— Start of Input rows —
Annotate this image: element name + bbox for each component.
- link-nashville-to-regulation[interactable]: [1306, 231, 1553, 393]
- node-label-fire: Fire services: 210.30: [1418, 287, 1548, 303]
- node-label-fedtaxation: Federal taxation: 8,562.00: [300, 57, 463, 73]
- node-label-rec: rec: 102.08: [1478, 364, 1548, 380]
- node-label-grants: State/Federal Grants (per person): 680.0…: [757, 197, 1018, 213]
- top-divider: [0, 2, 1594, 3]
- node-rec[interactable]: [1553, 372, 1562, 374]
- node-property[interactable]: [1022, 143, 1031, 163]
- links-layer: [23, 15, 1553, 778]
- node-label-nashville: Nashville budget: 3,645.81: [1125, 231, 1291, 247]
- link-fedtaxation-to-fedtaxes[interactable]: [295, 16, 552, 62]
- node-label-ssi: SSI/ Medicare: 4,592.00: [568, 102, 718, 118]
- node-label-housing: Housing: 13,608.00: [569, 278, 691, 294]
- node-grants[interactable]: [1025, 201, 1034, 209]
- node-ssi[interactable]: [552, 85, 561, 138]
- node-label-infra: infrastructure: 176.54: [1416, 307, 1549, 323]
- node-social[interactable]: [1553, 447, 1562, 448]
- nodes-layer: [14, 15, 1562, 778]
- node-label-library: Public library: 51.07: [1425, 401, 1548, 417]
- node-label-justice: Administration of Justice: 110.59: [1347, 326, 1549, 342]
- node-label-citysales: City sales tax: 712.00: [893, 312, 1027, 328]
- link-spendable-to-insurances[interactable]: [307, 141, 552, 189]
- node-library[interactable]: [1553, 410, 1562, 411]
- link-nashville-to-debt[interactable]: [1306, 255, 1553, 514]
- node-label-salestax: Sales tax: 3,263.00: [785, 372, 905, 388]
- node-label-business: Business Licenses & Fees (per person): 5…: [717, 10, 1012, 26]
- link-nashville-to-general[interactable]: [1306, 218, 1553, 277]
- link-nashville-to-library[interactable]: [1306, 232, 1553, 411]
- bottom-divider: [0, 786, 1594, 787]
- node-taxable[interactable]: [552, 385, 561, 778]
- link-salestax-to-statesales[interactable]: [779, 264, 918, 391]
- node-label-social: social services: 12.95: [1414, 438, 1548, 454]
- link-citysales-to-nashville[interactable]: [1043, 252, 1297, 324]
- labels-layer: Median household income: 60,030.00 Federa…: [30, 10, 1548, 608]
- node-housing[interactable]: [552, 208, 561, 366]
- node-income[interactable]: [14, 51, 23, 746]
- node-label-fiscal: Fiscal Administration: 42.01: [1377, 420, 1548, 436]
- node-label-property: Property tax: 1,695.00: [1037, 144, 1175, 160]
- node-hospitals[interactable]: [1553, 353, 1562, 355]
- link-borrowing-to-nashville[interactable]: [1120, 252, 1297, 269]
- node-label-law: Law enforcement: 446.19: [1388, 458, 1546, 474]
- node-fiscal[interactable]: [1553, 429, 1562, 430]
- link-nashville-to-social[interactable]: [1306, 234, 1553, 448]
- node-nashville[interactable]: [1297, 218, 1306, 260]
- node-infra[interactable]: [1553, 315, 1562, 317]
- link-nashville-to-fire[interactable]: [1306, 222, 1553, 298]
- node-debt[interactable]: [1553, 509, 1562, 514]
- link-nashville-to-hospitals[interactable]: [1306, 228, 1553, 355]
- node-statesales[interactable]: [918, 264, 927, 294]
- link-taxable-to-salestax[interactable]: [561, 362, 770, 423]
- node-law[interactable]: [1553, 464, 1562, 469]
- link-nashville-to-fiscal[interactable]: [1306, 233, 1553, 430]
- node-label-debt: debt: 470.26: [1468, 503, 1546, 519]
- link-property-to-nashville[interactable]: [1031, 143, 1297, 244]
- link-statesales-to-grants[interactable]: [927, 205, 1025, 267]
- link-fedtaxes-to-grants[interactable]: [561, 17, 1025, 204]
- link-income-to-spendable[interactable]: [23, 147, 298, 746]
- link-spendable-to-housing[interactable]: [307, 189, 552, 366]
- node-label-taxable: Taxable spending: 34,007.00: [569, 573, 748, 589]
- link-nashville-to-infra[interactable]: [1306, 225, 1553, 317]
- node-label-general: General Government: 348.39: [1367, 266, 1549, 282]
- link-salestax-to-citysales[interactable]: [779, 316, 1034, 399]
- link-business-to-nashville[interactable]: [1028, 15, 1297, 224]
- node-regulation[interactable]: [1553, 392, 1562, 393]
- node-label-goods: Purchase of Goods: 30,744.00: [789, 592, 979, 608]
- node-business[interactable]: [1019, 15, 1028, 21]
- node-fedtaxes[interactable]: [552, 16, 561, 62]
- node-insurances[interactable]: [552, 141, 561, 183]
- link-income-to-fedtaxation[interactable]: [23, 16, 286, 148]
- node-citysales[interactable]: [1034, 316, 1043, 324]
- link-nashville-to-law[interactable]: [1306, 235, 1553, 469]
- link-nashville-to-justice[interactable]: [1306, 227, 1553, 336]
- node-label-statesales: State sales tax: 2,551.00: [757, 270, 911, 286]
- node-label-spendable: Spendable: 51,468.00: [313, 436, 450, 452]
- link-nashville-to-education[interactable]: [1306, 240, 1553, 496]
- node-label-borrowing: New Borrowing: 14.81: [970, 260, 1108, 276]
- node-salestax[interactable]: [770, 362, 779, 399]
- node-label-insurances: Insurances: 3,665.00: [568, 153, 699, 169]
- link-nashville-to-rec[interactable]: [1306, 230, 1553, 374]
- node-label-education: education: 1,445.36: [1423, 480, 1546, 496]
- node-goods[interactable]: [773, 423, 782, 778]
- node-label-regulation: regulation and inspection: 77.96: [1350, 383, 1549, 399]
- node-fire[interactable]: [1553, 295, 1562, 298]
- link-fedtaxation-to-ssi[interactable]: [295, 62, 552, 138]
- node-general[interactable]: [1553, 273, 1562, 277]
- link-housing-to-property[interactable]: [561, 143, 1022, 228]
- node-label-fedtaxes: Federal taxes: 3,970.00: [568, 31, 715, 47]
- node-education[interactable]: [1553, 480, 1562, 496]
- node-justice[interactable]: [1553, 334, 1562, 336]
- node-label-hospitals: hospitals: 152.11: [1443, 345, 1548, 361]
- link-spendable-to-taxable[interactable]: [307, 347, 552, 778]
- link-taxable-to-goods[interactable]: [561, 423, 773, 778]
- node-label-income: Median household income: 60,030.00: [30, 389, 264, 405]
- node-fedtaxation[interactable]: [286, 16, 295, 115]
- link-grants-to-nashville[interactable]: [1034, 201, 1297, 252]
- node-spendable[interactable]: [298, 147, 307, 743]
— End of Input rows —
• The request: Set down every one of the items above again, line for line, with no changes.

• Solution to this task:
Annotate this image: element name + bbox for each component.
- link-nashville-to-regulation[interactable]: [1306, 231, 1553, 393]
- node-label-fire: Fire services: 210.30: [1418, 287, 1548, 303]
- node-label-fedtaxation: Federal taxation: 8,562.00: [300, 57, 463, 73]
- node-label-rec: rec: 102.08: [1478, 364, 1548, 380]
- node-label-grants: State/Federal Grants (per person): 680.0…: [757, 197, 1018, 213]
- top-divider: [0, 2, 1594, 3]
- node-rec[interactable]: [1553, 372, 1562, 374]
- node-property[interactable]: [1022, 143, 1031, 163]
- links-layer: [23, 15, 1553, 778]
- node-label-nashville: Nashville budget: 3,645.81: [1125, 231, 1291, 247]
- link-fedtaxation-to-fedtaxes[interactable]: [295, 16, 552, 62]
- node-label-ssi: SSI/ Medicare: 4,592.00: [568, 102, 718, 118]
- node-label-housing: Housing: 13,608.00: [569, 278, 691, 294]
- node-grants[interactable]: [1025, 201, 1034, 209]
- node-ssi[interactable]: [552, 85, 561, 138]
- node-label-infra: infrastructure: 176.54: [1416, 307, 1549, 323]
- node-social[interactable]: [1553, 447, 1562, 448]
- nodes-layer: [14, 15, 1562, 778]
- node-label-library: Public library: 51.07: [1425, 401, 1548, 417]
- node-label-justice: Administration of Justice: 110.59: [1347, 326, 1549, 342]
- node-label-citysales: City sales tax: 712.00: [893, 312, 1027, 328]
- link-spendable-to-insurances[interactable]: [307, 141, 552, 189]
- node-library[interactable]: [1553, 410, 1562, 411]
- link-nashville-to-debt[interactable]: [1306, 255, 1553, 514]
- node-label-salestax: Sales tax: 3,263.00: [785, 372, 905, 388]
- node-label-business: Business Licenses & Fees (per person): 5…: [717, 10, 1012, 26]
- link-nashville-to-general[interactable]: [1306, 218, 1553, 277]
- link-nashville-to-library[interactable]: [1306, 232, 1553, 411]
- bottom-divider: [0, 786, 1594, 787]
- node-taxable[interactable]: [552, 385, 561, 778]
- link-salestax-to-statesales[interactable]: [779, 264, 918, 391]
- node-label-social: social services: 12.95: [1414, 438, 1548, 454]
- link-citysales-to-nashville[interactable]: [1043, 252, 1297, 324]
- labels-layer: Median household income: 60,030.00 Federa…: [30, 10, 1548, 608]
- node-housing[interactable]: [552, 208, 561, 366]
- node-income[interactable]: [14, 51, 23, 746]
- node-label-fiscal: Fiscal Administration: 42.01: [1377, 420, 1548, 436]
- node-label-property: Property tax: 1,695.00: [1037, 144, 1175, 160]
- node-hospitals[interactable]: [1553, 353, 1562, 355]
- link-borrowing-to-nashville[interactable]: [1120, 252, 1297, 269]
- node-label-law: Law enforcement: 446.19: [1388, 458, 1546, 474]
- node-fiscal[interactable]: [1553, 429, 1562, 430]
- link-nashville-to-social[interactable]: [1306, 234, 1553, 448]
- node-nashville[interactable]: [1297, 218, 1306, 260]
- node-infra[interactable]: [1553, 315, 1562, 317]
- link-nashville-to-fire[interactable]: [1306, 222, 1553, 298]
- node-debt[interactable]: [1553, 509, 1562, 514]
- link-nashville-to-hospitals[interactable]: [1306, 228, 1553, 355]
- node-statesales[interactable]: [918, 264, 927, 294]
- link-taxable-to-salestax[interactable]: [561, 362, 770, 423]
- node-law[interactable]: [1553, 464, 1562, 469]
- link-nashville-to-fiscal[interactable]: [1306, 233, 1553, 430]
- node-label-debt: debt: 470.26: [1468, 503, 1546, 519]
- link-property-to-nashville[interactable]: [1031, 143, 1297, 244]
- link-statesales-to-grants[interactable]: [927, 205, 1025, 267]
- link-fedtaxes-to-grants[interactable]: [561, 17, 1025, 204]
- link-income-to-spendable[interactable]: [23, 147, 298, 746]
- link-spendable-to-housing[interactable]: [307, 189, 552, 366]
- node-label-taxable: Taxable spending: 34,007.00: [569, 573, 748, 589]
- link-nashville-to-infra[interactable]: [1306, 225, 1553, 317]
- node-label-general: General Government: 348.39: [1367, 266, 1549, 282]
- link-salestax-to-citysales[interactable]: [779, 316, 1034, 399]
- link-business-to-nashville[interactable]: [1028, 15, 1297, 224]
- node-regulation[interactable]: [1553, 392, 1562, 393]
- node-label-goods: Purchase of Goods: 30,744.00: [789, 592, 979, 608]
- node-business[interactable]: [1019, 15, 1028, 21]
- node-fedtaxes[interactable]: [552, 16, 561, 62]
- node-insurances[interactable]: [552, 141, 561, 183]
- link-income-to-fedtaxation[interactable]: [23, 16, 286, 148]
- node-citysales[interactable]: [1034, 316, 1043, 324]
- link-nashville-to-law[interactable]: [1306, 235, 1553, 469]
- link-nashville-to-justice[interactable]: [1306, 227, 1553, 336]
- node-label-statesales: State sales tax: 2,551.00: [757, 270, 911, 286]
- node-label-spendable: Spendable: 51,468.00: [313, 436, 450, 452]
- link-nashville-to-education[interactable]: [1306, 240, 1553, 496]
- node-label-borrowing: New Borrowing: 14.81: [970, 260, 1108, 276]
- node-salestax[interactable]: [770, 362, 779, 399]
- node-label-insurances: Insurances: 3,665.00: [568, 153, 699, 169]
- link-nashville-to-rec[interactable]: [1306, 230, 1553, 374]
- node-label-education: education: 1,445.36: [1423, 480, 1546, 496]
- node-goods[interactable]: [773, 423, 782, 778]
- node-label-regulation: regulation and inspection: 77.96: [1350, 383, 1549, 399]
- node-fire[interactable]: [1553, 295, 1562, 298]
- link-fedtaxation-to-ssi[interactable]: [295, 62, 552, 138]
- node-general[interactable]: [1553, 273, 1562, 277]
- link-housing-to-property[interactable]: [561, 143, 1022, 228]
- node-label-fedtaxes: Federal taxes: 3,970.00: [568, 31, 715, 47]
- node-education[interactable]: [1553, 480, 1562, 496]
- node-justice[interactable]: [1553, 334, 1562, 336]
- node-label-hospitals: hospitals: 152.11: [1443, 345, 1548, 361]
- link-spendable-to-taxable[interactable]: [307, 347, 552, 778]
- link-taxable-to-goods[interactable]: [561, 423, 773, 778]
- node-label-income: Median household income: 60,030.00: [30, 389, 264, 405]
- node-fedtaxation[interactable]: [286, 16, 295, 115]
- link-grants-to-nashville[interactable]: [1034, 201, 1297, 252]
- node-spendable[interactable]: [298, 147, 307, 743]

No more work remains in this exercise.